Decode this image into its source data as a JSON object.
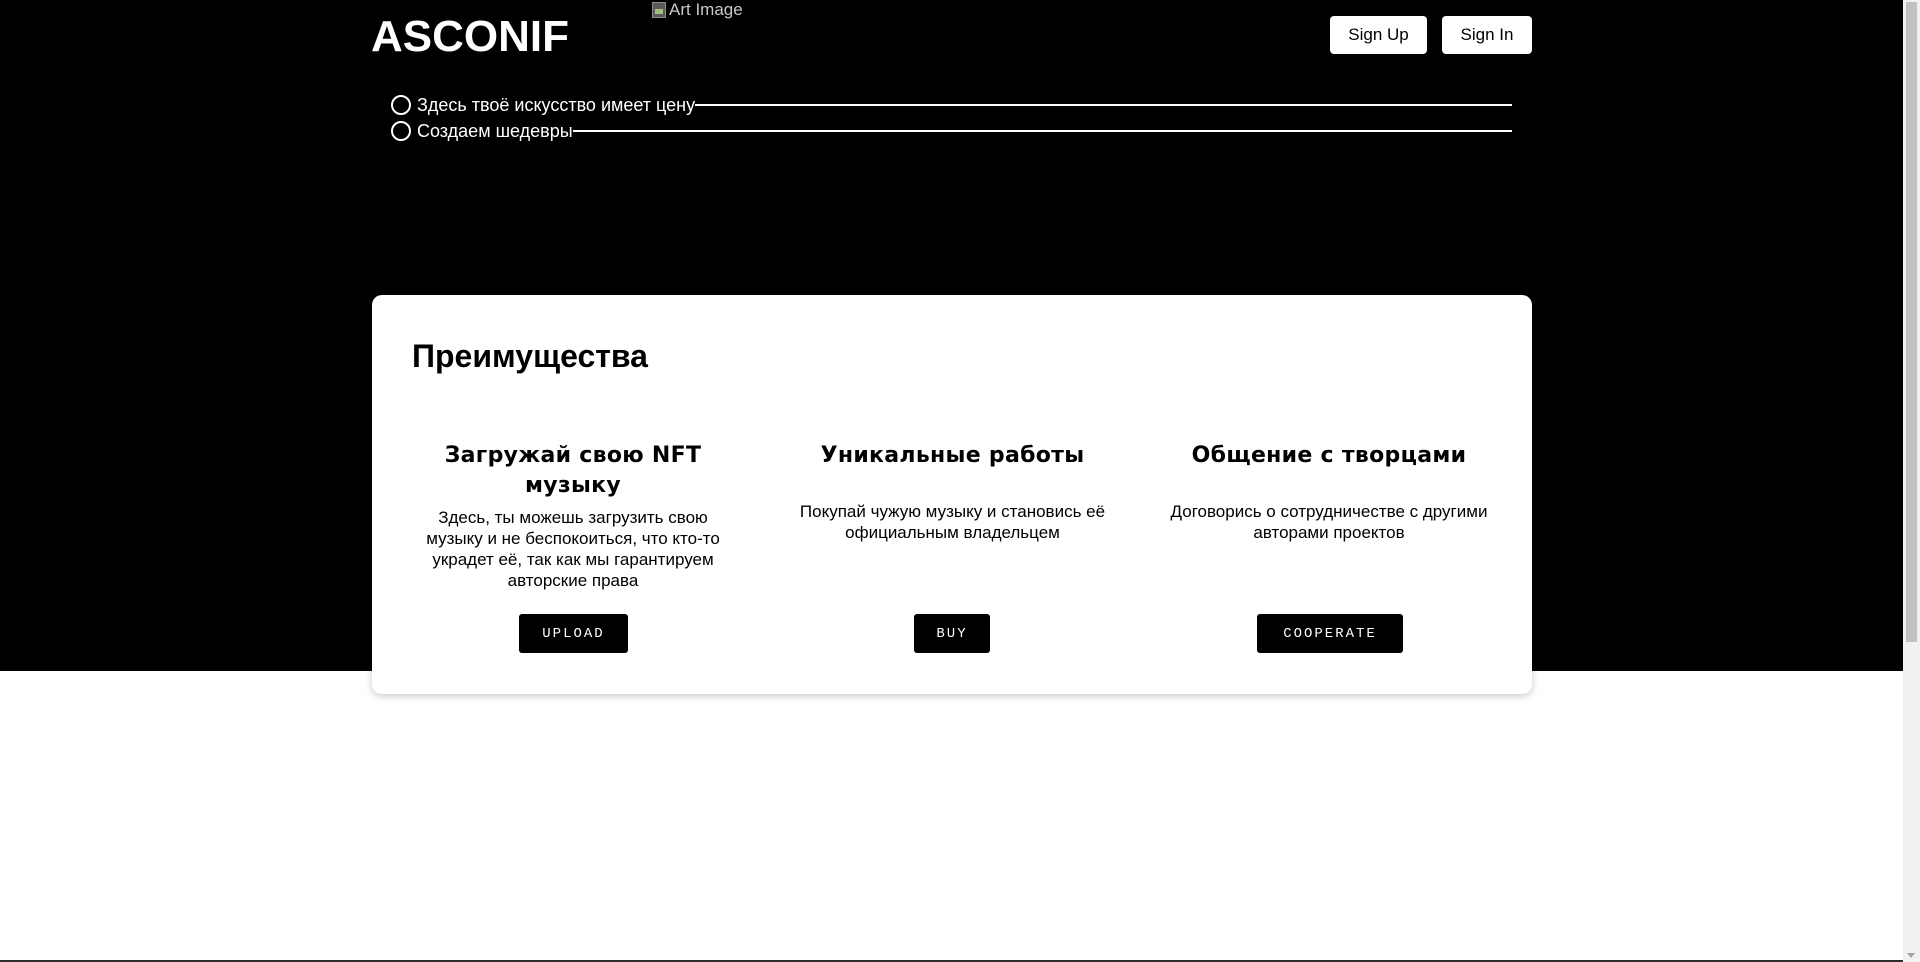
{
  "header": {
    "logo": "ASCONIF",
    "art_image_alt": "Art Image",
    "signup_label": "Sign Up",
    "signin_label": "Sign In"
  },
  "taglines": [
    "Здесь твоё искусство имеет цену",
    "Создаем шедевры"
  ],
  "advantages": {
    "title": "Преимущества",
    "features": [
      {
        "title": "Загружай свою NFT музыку",
        "description": "Здесь, ты можешь загрузить свою музыку и не беспокоиться, что кто-то украдет её, так как мы гарантируем авторские права",
        "button": "UPLOAD"
      },
      {
        "title": "Уникальные работы",
        "description": "Покупай чужую музыку и становись её официальным владельцем",
        "button": "BUY"
      },
      {
        "title": "Общение с творцами",
        "description": "Договорись о сотрудничестве с другими авторами проектов",
        "button": "COOPERATE"
      }
    ]
  },
  "colors": {
    "hero_background": "#000000",
    "card_background": "#ffffff",
    "button_dark": "#000000"
  },
  "icons": [
    "broken-image-icon",
    "circle-bullet-icon"
  ]
}
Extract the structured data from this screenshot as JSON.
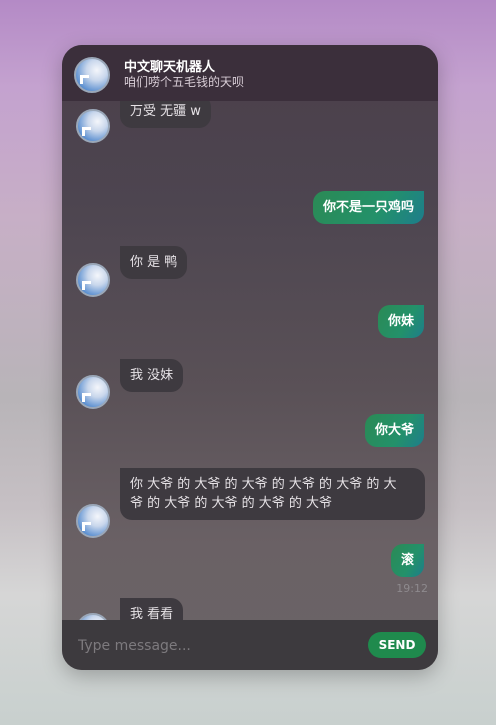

==*==

*DESCRIPTION OF THE TASK*. Reproduce the data verbatim. Do not carry any picture into the copy.

*CORRECT OUTPUT*.
Decode this image into its source data as a JSON object.
{
  "header": {
    "logo": "ASCONIF",
    "art_image_alt": "Art Image",
    "signup_label": "Sign Up",
    "signin_label": "Sign In"
  },
  "taglines": [
    "Здесь твоё искусство имеет цену",
    "Создаем шедевры"
  ],
  "advantages": {
    "title": "Преимущества",
    "features": [
      {
        "title": "Загружай свою NFT музыку",
        "description": "Здесь, ты можешь загрузить свою музыку и не беспокоиться, что кто-то украдет её, так как мы гарантируем авторские права",
        "button": "UPLOAD"
      },
      {
        "title": "Уникальные работы",
        "description": "Покупай чужую музыку и становись её официальным владельцем",
        "button": "BUY"
      },
      {
        "title": "Общение с творцами",
        "description": "Договорись о сотрудничестве с другими авторами проектов",
        "button": "COOPERATE"
      }
    ]
  },
  "colors": {
    "hero_background": "#000000",
    "card_background": "#ffffff",
    "button_dark": "#000000"
  },
  "icons": [
    "broken-image-icon",
    "circle-bullet-icon"
  ]
}
Extract the structured data from this screenshot as JSON.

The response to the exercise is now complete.